Task instructions
Restate the data word for word and leave the images out.

Data for this exercise

---------------

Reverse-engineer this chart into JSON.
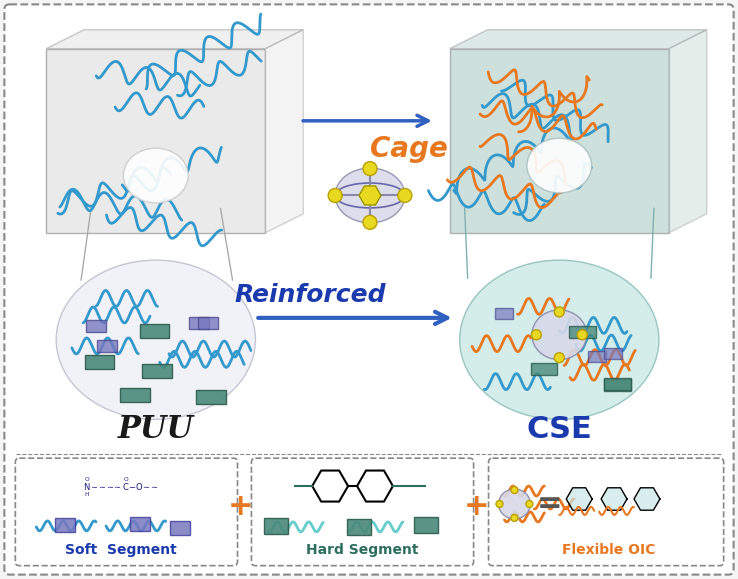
{
  "bg_color": "#f5f5f5",
  "outer_border_color": "#a0a0a0",
  "outer_border_ls": "dashed",
  "top_panel_bg": "#ffffff",
  "bottom_panel_bg": "#f0f0f0",
  "cage_text": "Cage",
  "cage_color": "#e87820",
  "reinforced_text": "Reinforced",
  "reinforced_color": "#1a3aad",
  "puu_text": "PUU",
  "puu_color": "#1a1a1a",
  "cse_text": "CSE",
  "cse_color": "#1a3aad",
  "soft_seg_text": "Soft  Segment",
  "soft_seg_color": "#1a3aad",
  "hard_seg_text": "Hard Segment",
  "hard_seg_color": "#2e6e5e",
  "oic_text": "Flexible OIC",
  "oic_color": "#e87820",
  "left_box_color": "#e0e0e0",
  "right_box_color": "#b0d8d0",
  "polymer_blue": "#3399cc",
  "polymer_orange": "#e87820",
  "cage_yellow": "#e8d820",
  "hard_seg_green": "#4a8a7a",
  "soft_seg_purple": "#7878c0",
  "plus_color": "#e87820",
  "equal_color": "#555555",
  "arrow_blue": "#3060c0"
}
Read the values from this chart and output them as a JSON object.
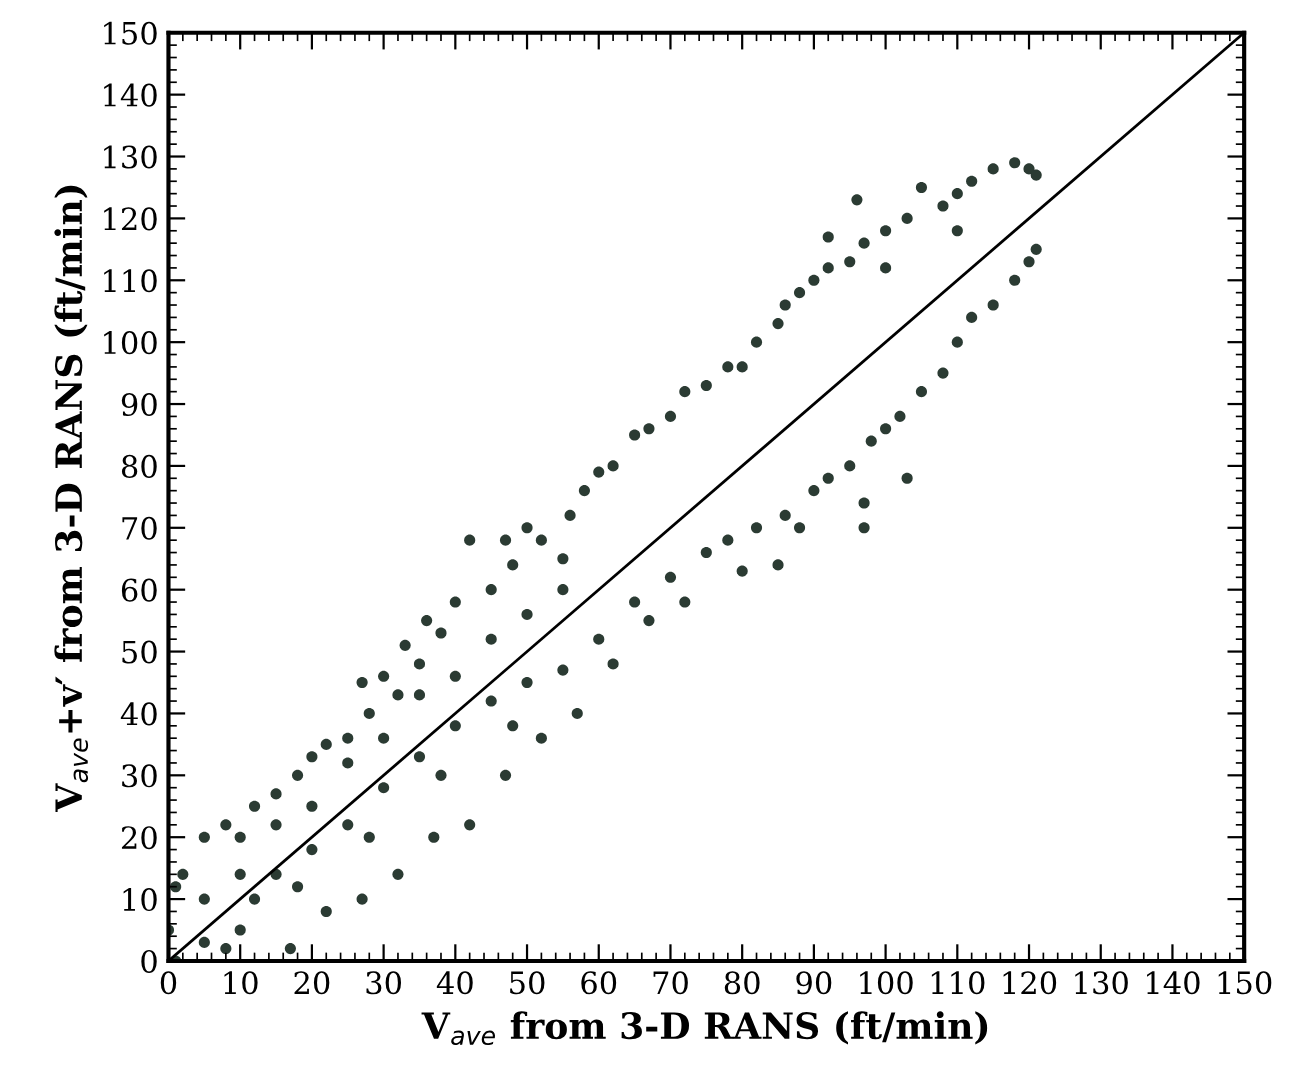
{
  "chart_data": {
    "type": "scatter",
    "xlabel": "V$_{ave}$ from 3-D RANS (ft/min)",
    "ylabel": "V$_{ave}$+v′ from 3-D RANS (ft/min)",
    "xlim": [
      0,
      150
    ],
    "ylim": [
      0,
      150
    ],
    "xticks": [
      0,
      10,
      20,
      30,
      40,
      50,
      60,
      70,
      80,
      90,
      100,
      110,
      120,
      130,
      140,
      150
    ],
    "yticks": [
      0,
      10,
      20,
      30,
      40,
      50,
      60,
      70,
      80,
      90,
      100,
      110,
      120,
      130,
      140,
      150
    ],
    "grid": false,
    "legend": false,
    "marker": "circle",
    "series": [
      {
        "color": "#2b3b33",
        "x": [
          0,
          1,
          2,
          5,
          8,
          10,
          12,
          15,
          18,
          20,
          22,
          25,
          27,
          28,
          30,
          32,
          33,
          35,
          36,
          38,
          40,
          42,
          45,
          47,
          48,
          50,
          52,
          55,
          56,
          58,
          60,
          62,
          65,
          67,
          70,
          72,
          75,
          78,
          80,
          82,
          85,
          86,
          88,
          90,
          92,
          95,
          97,
          100,
          103,
          105,
          108,
          110,
          112,
          115,
          118,
          120,
          121,
          5,
          15,
          25,
          35,
          45,
          55,
          100,
          110,
          96,
          92,
          10,
          20,
          30,
          40,
          50
        ],
        "values": [
          5,
          12,
          14,
          20,
          22,
          20,
          25,
          27,
          30,
          33,
          35,
          36,
          45,
          40,
          46,
          43,
          51,
          48,
          55,
          53,
          58,
          68,
          60,
          68,
          64,
          70,
          68,
          65,
          72,
          76,
          79,
          80,
          85,
          86,
          88,
          92,
          93,
          96,
          96,
          100,
          103,
          106,
          108,
          110,
          112,
          113,
          116,
          118,
          120,
          125,
          122,
          124,
          126,
          128,
          129,
          128,
          127,
          10,
          22,
          32,
          43,
          52,
          60,
          112,
          118,
          123,
          117,
          14,
          25,
          36,
          46,
          56
        ]
      },
      {
        "color": "#2b3b33",
        "x": [
          1,
          5,
          10,
          12,
          15,
          17,
          20,
          22,
          25,
          27,
          30,
          32,
          35,
          37,
          40,
          42,
          45,
          47,
          50,
          52,
          55,
          57,
          60,
          62,
          65,
          67,
          70,
          72,
          75,
          78,
          80,
          82,
          85,
          86,
          88,
          90,
          92,
          95,
          97,
          98,
          100,
          102,
          103,
          105,
          108,
          110,
          112,
          115,
          118,
          120,
          121,
          97,
          8,
          18,
          28,
          38,
          48
        ],
        "values": [
          0,
          3,
          5,
          10,
          14,
          2,
          18,
          8,
          22,
          10,
          28,
          14,
          33,
          20,
          38,
          22,
          42,
          30,
          45,
          36,
          47,
          40,
          52,
          48,
          58,
          55,
          62,
          58,
          66,
          68,
          63,
          70,
          64,
          72,
          70,
          76,
          78,
          80,
          74,
          84,
          86,
          88,
          78,
          92,
          95,
          100,
          104,
          106,
          110,
          113,
          115,
          70,
          2,
          12,
          20,
          30,
          38
        ]
      },
      {
        "type": "line",
        "color": "#000000",
        "marker": "none",
        "line_style": "solid",
        "x": [
          0,
          150
        ],
        "values": [
          0,
          150
        ]
      }
    ]
  }
}
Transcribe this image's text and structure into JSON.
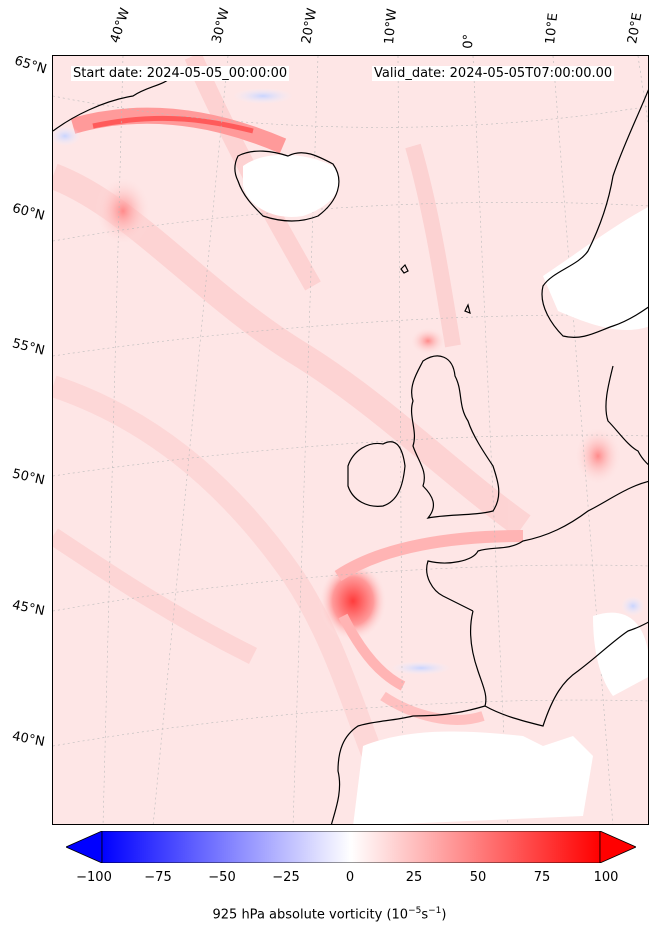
{
  "header": {
    "start_date": "Start date: 2024-05-05_00:00:00",
    "valid_date": "Valid_date: 2024-05-05T07:00:00.00"
  },
  "longitude_labels": [
    "40°W",
    "30°W",
    "20°W",
    "10°W",
    "0°",
    "10°E",
    "20°E"
  ],
  "latitude_labels": [
    "65°N",
    "60°N",
    "55°N",
    "50°N",
    "45°N",
    "40°N"
  ],
  "colorbar": {
    "label": "925 hPa absolute vorticity (10",
    "label_exp1": "−5",
    "label_mid": "s",
    "label_exp2": "−1",
    "label_end": ")",
    "ticks": [
      "−100",
      "−75",
      "−50",
      "−25",
      "0",
      "25",
      "50",
      "75",
      "100"
    ],
    "min": -100,
    "max": 100,
    "colormap": "bwr",
    "low_color": "#0000ff",
    "mid_color": "#ffffff",
    "high_color": "#ff0000",
    "extend": "both"
  },
  "map": {
    "projection": "polar stereographic (North Atlantic / Western Europe)",
    "coastline_color": "#000000",
    "gridline_style": "dotted grey"
  }
}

---------------

Answer to the problem
Reverse-engineer this chart into JSON.
{
  "bg_color": "#f5f5f5",
  "outer_border_color": "#a0a0a0",
  "outer_border_ls": "dashed",
  "top_panel_bg": "#ffffff",
  "bottom_panel_bg": "#f0f0f0",
  "cage_text": "Cage",
  "cage_color": "#e87820",
  "reinforced_text": "Reinforced",
  "reinforced_color": "#1a3aad",
  "puu_text": "PUU",
  "puu_color": "#1a1a1a",
  "cse_text": "CSE",
  "cse_color": "#1a3aad",
  "soft_seg_text": "Soft  Segment",
  "soft_seg_color": "#1a3aad",
  "hard_seg_text": "Hard Segment",
  "hard_seg_color": "#2e6e5e",
  "oic_text": "Flexible OIC",
  "oic_color": "#e87820",
  "left_box_color": "#e0e0e0",
  "right_box_color": "#b0d8d0",
  "polymer_blue": "#3399cc",
  "polymer_orange": "#e87820",
  "cage_yellow": "#e8d820",
  "hard_seg_green": "#4a8a7a",
  "soft_seg_purple": "#7878c0",
  "plus_color": "#e87820",
  "equal_color": "#555555",
  "arrow_blue": "#3060c0"
}
Read the values from this chart and output them as a JSON object.
{
  "chart_data": {
    "type": "scatter",
    "xlabel": "V$_{ave}$ from 3-D RANS (ft/min)",
    "ylabel": "V$_{ave}$+v′ from 3-D RANS (ft/min)",
    "xlim": [
      0,
      150
    ],
    "ylim": [
      0,
      150
    ],
    "xticks": [
      0,
      10,
      20,
      30,
      40,
      50,
      60,
      70,
      80,
      90,
      100,
      110,
      120,
      130,
      140,
      150
    ],
    "yticks": [
      0,
      10,
      20,
      30,
      40,
      50,
      60,
      70,
      80,
      90,
      100,
      110,
      120,
      130,
      140,
      150
    ],
    "grid": false,
    "legend": false,
    "marker": "circle",
    "series": [
      {
        "color": "#2b3b33",
        "x": [
          0,
          1,
          2,
          5,
          8,
          10,
          12,
          15,
          18,
          20,
          22,
          25,
          27,
          28,
          30,
          32,
          33,
          35,
          36,
          38,
          40,
          42,
          45,
          47,
          48,
          50,
          52,
          55,
          56,
          58,
          60,
          62,
          65,
          67,
          70,
          72,
          75,
          78,
          80,
          82,
          85,
          86,
          88,
          90,
          92,
          95,
          97,
          100,
          103,
          105,
          108,
          110,
          112,
          115,
          118,
          120,
          121,
          5,
          15,
          25,
          35,
          45,
          55,
          100,
          110,
          96,
          92,
          10,
          20,
          30,
          40,
          50
        ],
        "values": [
          5,
          12,
          14,
          20,
          22,
          20,
          25,
          27,
          30,
          33,
          35,
          36,
          45,
          40,
          46,
          43,
          51,
          48,
          55,
          53,
          58,
          68,
          60,
          68,
          64,
          70,
          68,
          65,
          72,
          76,
          79,
          80,
          85,
          86,
          88,
          92,
          93,
          96,
          96,
          100,
          103,
          106,
          108,
          110,
          112,
          113,
          116,
          118,
          120,
          125,
          122,
          124,
          126,
          128,
          129,
          128,
          127,
          10,
          22,
          32,
          43,
          52,
          60,
          112,
          118,
          123,
          117,
          14,
          25,
          36,
          46,
          56
        ]
      },
      {
        "color": "#2b3b33",
        "x": [
          1,
          5,
          10,
          12,
          15,
          17,
          20,
          22,
          25,
          27,
          30,
          32,
          35,
          37,
          40,
          42,
          45,
          47,
          50,
          52,
          55,
          57,
          60,
          62,
          65,
          67,
          70,
          72,
          75,
          78,
          80,
          82,
          85,
          86,
          88,
          90,
          92,
          95,
          97,
          98,
          100,
          102,
          103,
          105,
          108,
          110,
          112,
          115,
          118,
          120,
          121,
          97,
          8,
          18,
          28,
          38,
          48
        ],
        "values": [
          0,
          3,
          5,
          10,
          14,
          2,
          18,
          8,
          22,
          10,
          28,
          14,
          33,
          20,
          38,
          22,
          42,
          30,
          45,
          36,
          47,
          40,
          52,
          48,
          58,
          55,
          62,
          58,
          66,
          68,
          63,
          70,
          64,
          72,
          70,
          76,
          78,
          80,
          74,
          84,
          86,
          88,
          78,
          92,
          95,
          100,
          104,
          106,
          110,
          113,
          115,
          70,
          2,
          12,
          20,
          30,
          38
        ]
      },
      {
        "type": "line",
        "color": "#000000",
        "marker": "none",
        "line_style": "solid",
        "x": [
          0,
          150
        ],
        "values": [
          0,
          150
        ]
      }
    ]
  }
}
Transcribe this image's text and structure into JSON.
{
  "header": {
    "start_date": "Start date: 2024-05-05_00:00:00",
    "valid_date": "Valid_date: 2024-05-05T07:00:00.00"
  },
  "longitude_labels": [
    "40°W",
    "30°W",
    "20°W",
    "10°W",
    "0°",
    "10°E",
    "20°E"
  ],
  "latitude_labels": [
    "65°N",
    "60°N",
    "55°N",
    "50°N",
    "45°N",
    "40°N"
  ],
  "colorbar": {
    "label": "925 hPa absolute vorticity (10",
    "label_exp1": "−5",
    "label_mid": "s",
    "label_exp2": "−1",
    "label_end": ")",
    "ticks": [
      "−100",
      "−75",
      "−50",
      "−25",
      "0",
      "25",
      "50",
      "75",
      "100"
    ],
    "min": -100,
    "max": 100,
    "colormap": "bwr",
    "low_color": "#0000ff",
    "mid_color": "#ffffff",
    "high_color": "#ff0000",
    "extend": "both"
  },
  "map": {
    "projection": "polar stereographic (North Atlantic / Western Europe)",
    "coastline_color": "#000000",
    "gridline_style": "dotted grey"
  }
}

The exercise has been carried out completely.